START Dataset records
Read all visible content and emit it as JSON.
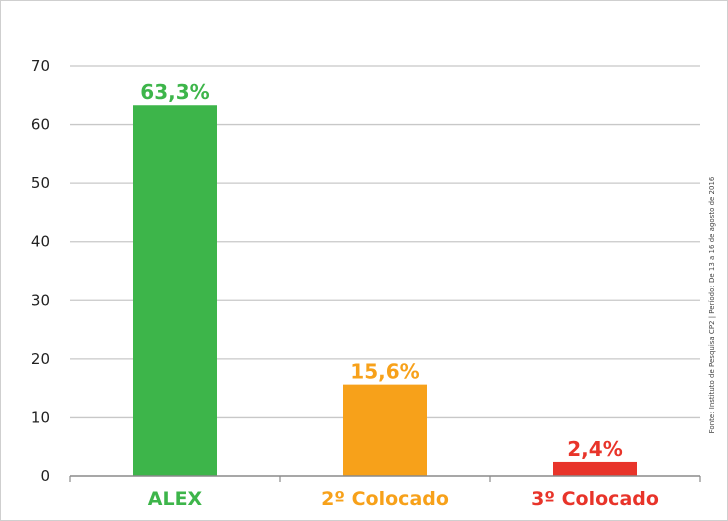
{
  "chart_data": {
    "type": "bar",
    "title": "",
    "xlabel": "",
    "ylabel": "",
    "ylim": [
      0,
      70
    ],
    "yticks": [
      0,
      10,
      20,
      30,
      40,
      50,
      60,
      70
    ],
    "grid": true,
    "categories": [
      "ALEX",
      "2º Colocado",
      "3º Colocado"
    ],
    "values": [
      63.3,
      15.6,
      2.4
    ],
    "data_labels": [
      "63,3%",
      "15,6%",
      "2,4%"
    ],
    "colors": [
      "#3db54a",
      "#f7a11a",
      "#e8342a"
    ],
    "source": "Fonte: Instituto de Pesquisa CP2 | Período: De 13 a 16 de agosto de 2016"
  }
}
END Dataset records
What to do:
Without including any pictures, output all the entries above exactly.

Result:
Read all visible content and emit it as JSON.
{
  "chart_data": {
    "type": "bar",
    "title": "",
    "xlabel": "",
    "ylabel": "",
    "ylim": [
      0,
      70
    ],
    "yticks": [
      0,
      10,
      20,
      30,
      40,
      50,
      60,
      70
    ],
    "grid": true,
    "categories": [
      "ALEX",
      "2º Colocado",
      "3º Colocado"
    ],
    "values": [
      63.3,
      15.6,
      2.4
    ],
    "data_labels": [
      "63,3%",
      "15,6%",
      "2,4%"
    ],
    "colors": [
      "#3db54a",
      "#f7a11a",
      "#e8342a"
    ],
    "source": "Fonte: Instituto de Pesquisa CP2 | Período: De 13 a 16 de agosto de 2016"
  }
}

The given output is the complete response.